[Data entries]
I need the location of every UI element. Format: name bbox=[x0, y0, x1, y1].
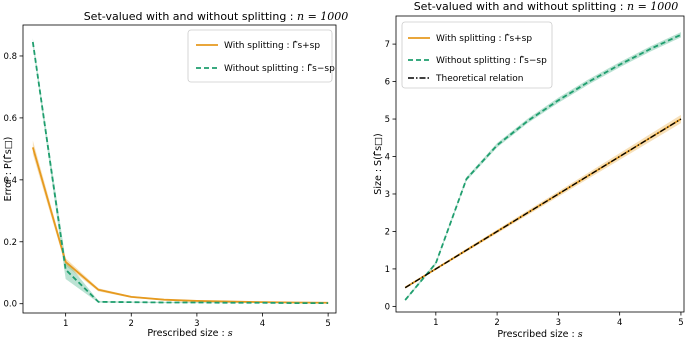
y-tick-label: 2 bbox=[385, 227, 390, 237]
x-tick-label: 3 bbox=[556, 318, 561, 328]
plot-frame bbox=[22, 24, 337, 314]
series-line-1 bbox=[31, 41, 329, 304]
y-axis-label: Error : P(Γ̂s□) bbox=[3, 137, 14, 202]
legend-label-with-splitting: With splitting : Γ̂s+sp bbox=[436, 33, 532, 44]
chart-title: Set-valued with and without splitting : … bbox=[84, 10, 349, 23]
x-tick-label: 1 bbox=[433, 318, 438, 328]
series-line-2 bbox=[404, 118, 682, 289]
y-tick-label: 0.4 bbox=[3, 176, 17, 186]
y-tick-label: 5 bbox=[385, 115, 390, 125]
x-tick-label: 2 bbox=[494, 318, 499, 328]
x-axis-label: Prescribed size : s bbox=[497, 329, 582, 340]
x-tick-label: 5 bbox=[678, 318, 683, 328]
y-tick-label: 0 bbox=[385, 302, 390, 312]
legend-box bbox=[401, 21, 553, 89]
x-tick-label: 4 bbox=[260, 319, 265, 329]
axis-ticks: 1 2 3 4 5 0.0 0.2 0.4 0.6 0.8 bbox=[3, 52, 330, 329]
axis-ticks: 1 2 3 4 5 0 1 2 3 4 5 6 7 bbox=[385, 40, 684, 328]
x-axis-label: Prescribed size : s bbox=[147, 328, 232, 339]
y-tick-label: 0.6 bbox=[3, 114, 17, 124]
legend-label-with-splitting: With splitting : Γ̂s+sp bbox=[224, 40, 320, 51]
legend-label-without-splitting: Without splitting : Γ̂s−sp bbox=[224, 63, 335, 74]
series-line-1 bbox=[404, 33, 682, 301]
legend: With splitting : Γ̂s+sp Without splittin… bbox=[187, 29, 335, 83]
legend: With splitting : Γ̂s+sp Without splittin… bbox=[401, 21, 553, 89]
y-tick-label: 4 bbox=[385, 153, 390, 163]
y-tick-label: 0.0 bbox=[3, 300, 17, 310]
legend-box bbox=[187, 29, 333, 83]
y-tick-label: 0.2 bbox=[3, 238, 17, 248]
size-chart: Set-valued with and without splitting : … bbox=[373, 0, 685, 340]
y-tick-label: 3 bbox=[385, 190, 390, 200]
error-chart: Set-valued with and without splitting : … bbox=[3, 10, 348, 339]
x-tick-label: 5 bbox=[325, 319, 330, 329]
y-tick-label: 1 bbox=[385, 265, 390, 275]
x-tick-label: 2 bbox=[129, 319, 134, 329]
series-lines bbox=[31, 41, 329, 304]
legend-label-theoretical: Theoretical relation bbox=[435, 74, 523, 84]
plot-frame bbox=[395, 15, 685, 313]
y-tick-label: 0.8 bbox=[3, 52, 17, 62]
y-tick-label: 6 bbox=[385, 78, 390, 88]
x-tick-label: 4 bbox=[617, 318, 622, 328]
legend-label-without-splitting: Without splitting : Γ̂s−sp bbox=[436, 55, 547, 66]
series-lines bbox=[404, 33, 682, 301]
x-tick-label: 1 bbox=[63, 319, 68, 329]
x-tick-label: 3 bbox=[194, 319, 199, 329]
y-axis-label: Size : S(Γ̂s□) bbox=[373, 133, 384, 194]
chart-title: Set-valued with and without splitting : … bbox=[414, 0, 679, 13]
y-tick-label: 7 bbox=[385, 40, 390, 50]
==
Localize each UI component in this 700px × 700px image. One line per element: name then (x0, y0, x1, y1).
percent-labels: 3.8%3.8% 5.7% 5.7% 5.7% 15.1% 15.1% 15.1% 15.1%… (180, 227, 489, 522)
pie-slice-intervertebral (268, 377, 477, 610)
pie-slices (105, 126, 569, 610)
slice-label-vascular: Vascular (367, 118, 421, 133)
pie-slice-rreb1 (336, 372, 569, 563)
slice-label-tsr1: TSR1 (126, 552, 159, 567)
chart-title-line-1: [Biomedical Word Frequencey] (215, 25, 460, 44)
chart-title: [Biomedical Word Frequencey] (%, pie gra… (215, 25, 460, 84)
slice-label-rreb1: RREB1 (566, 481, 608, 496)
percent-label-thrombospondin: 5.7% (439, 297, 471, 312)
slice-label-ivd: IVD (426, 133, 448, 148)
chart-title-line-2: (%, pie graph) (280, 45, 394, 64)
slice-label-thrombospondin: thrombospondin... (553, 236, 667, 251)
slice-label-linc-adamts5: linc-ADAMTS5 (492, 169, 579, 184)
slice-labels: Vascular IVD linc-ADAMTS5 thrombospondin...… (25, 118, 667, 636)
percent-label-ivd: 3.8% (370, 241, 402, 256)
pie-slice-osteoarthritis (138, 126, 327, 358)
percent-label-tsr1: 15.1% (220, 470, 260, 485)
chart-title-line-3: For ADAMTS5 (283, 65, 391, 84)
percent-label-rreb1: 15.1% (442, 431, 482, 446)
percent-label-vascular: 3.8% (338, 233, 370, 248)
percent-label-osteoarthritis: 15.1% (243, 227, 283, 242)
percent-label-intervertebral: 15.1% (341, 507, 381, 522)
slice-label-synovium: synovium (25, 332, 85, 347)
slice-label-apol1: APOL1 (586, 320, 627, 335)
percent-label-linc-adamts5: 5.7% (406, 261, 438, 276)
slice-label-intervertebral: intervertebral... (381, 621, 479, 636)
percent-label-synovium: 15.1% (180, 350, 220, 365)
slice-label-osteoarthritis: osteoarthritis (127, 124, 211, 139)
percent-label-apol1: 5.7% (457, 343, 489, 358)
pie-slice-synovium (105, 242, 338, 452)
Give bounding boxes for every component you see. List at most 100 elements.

**Your task**.
Express the stretch from the line containing "Localize each UI" through the line containing "percent-label-intervertebral: 15.1% (341, 507, 381, 522)" as a numbered list, omitting any blank lines.

**Task response**.
1. Localize each UI component in this 700px × 700px image. One line per element: name then (x0, y0, x1, y1).
2. percent-labels: 3.8%3.8% 5.7% 5.7% 5.7% 15.1% 15.1% 15.1% 15.1%… (180, 227, 489, 522)
3. pie-slice-intervertebral (268, 377, 477, 610)
4. pie-slices (105, 126, 569, 610)
5. slice-label-vascular: Vascular (367, 118, 421, 133)
6. pie-slice-rreb1 (336, 372, 569, 563)
7. slice-label-tsr1: TSR1 (126, 552, 159, 567)
8. chart-title-line-1: [Biomedical Word Frequencey] (215, 25, 460, 44)
9. chart-title: [Biomedical Word Frequencey] (%, pie gra… (215, 25, 460, 84)
10. slice-label-rreb1: RREB1 (566, 481, 608, 496)
11. percent-label-thrombospondin: 5.7% (439, 297, 471, 312)
12. slice-label-ivd: IVD (426, 133, 448, 148)
13. chart-title-line-2: (%, pie graph) (280, 45, 394, 64)
14. slice-label-thrombospondin: thrombospondin... (553, 236, 667, 251)
15. slice-label-linc-adamts5: linc-ADAMTS5 (492, 169, 579, 184)
16. slice-labels: Vascular IVD linc-ADAMTS5 thrombospondin...… (25, 118, 667, 636)
17. percent-label-ivd: 3.8% (370, 241, 402, 256)
18. pie-slice-osteoarthritis (138, 126, 327, 358)
19. percent-label-tsr1: 15.1% (220, 470, 260, 485)
20. chart-title-line-3: For ADAMTS5 (283, 65, 391, 84)
21. percent-label-rreb1: 15.1% (442, 431, 482, 446)
22. percent-label-vascular: 3.8% (338, 233, 370, 248)
23. percent-label-osteoarthritis: 15.1% (243, 227, 283, 242)
24. percent-label-intervertebral: 15.1% (341, 507, 381, 522)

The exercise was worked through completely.